Records about charts and figures:
·····
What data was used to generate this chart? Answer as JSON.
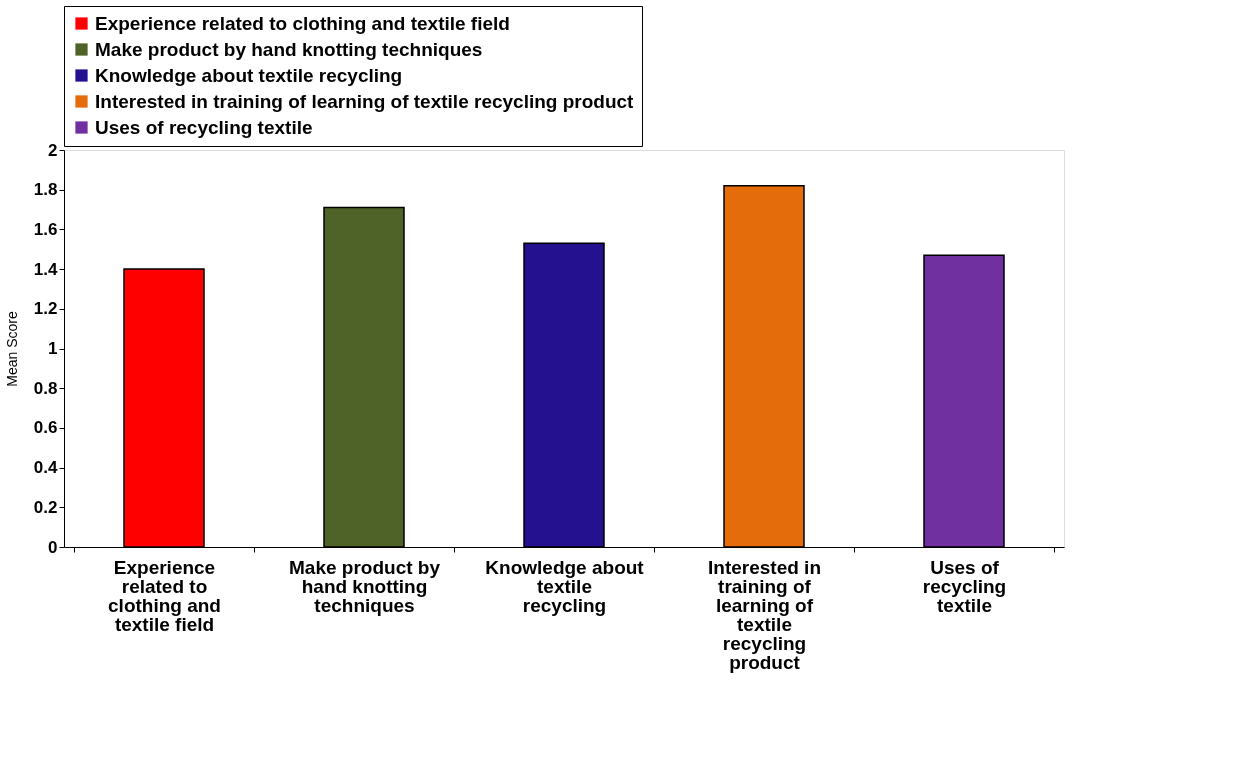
{
  "chart_data": {
    "type": "bar",
    "ylabel": "Mean Score",
    "categories": [
      "Experience related to clothing and textile field",
      "Make product by hand knotting techniques",
      "Knowledge about textile recycling",
      "Interested in training of learning of textile recycling product",
      "Uses of recycling textile"
    ],
    "series": [
      {
        "name": "Experience related to clothing and textile field",
        "color": "#ff0000",
        "values": [
          1.4,
          null,
          null,
          null,
          null
        ]
      },
      {
        "name": "Make product by hand knotting techniques",
        "color": "#4f6228",
        "values": [
          null,
          1.71,
          null,
          null,
          null
        ]
      },
      {
        "name": "Knowledge about textile recycling",
        "color": "#23118f",
        "values": [
          null,
          null,
          1.53,
          null,
          null
        ]
      },
      {
        "name": "Interested in training of learning of textile recycling product",
        "color": "#e46c0a",
        "values": [
          null,
          null,
          null,
          1.82,
          null
        ]
      },
      {
        "name": "Uses of recycling textile",
        "color": "#7030a0",
        "values": [
          null,
          null,
          null,
          null,
          1.47
        ]
      }
    ],
    "ylim": [
      0,
      2
    ],
    "yticks": [
      0,
      0.2,
      0.4,
      0.6,
      0.8,
      1,
      1.2,
      1.4,
      1.6,
      1.8,
      2
    ],
    "grid": false,
    "legend": "top"
  }
}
·····
Exercise
Output all of the records exactly as they appear above, but not the pictures.

Output
What data was used to generate this chart? Answer as JSON.
{
  "chart_data": {
    "type": "bar",
    "ylabel": "Mean Score",
    "categories": [
      "Experience related to clothing and textile field",
      "Make product by hand knotting techniques",
      "Knowledge about textile recycling",
      "Interested in training of learning of textile recycling product",
      "Uses of recycling textile"
    ],
    "series": [
      {
        "name": "Experience related to clothing and textile field",
        "color": "#ff0000",
        "values": [
          1.4,
          null,
          null,
          null,
          null
        ]
      },
      {
        "name": "Make product by hand knotting techniques",
        "color": "#4f6228",
        "values": [
          null,
          1.71,
          null,
          null,
          null
        ]
      },
      {
        "name": "Knowledge about textile recycling",
        "color": "#23118f",
        "values": [
          null,
          null,
          1.53,
          null,
          null
        ]
      },
      {
        "name": "Interested in training of learning of textile recycling product",
        "color": "#e46c0a",
        "values": [
          null,
          null,
          null,
          1.82,
          null
        ]
      },
      {
        "name": "Uses of recycling textile",
        "color": "#7030a0",
        "values": [
          null,
          null,
          null,
          null,
          1.47
        ]
      }
    ],
    "ylim": [
      0,
      2
    ],
    "yticks": [
      0,
      0.2,
      0.4,
      0.6,
      0.8,
      1,
      1.2,
      1.4,
      1.6,
      1.8,
      2
    ],
    "grid": false,
    "legend": "top"
  }
}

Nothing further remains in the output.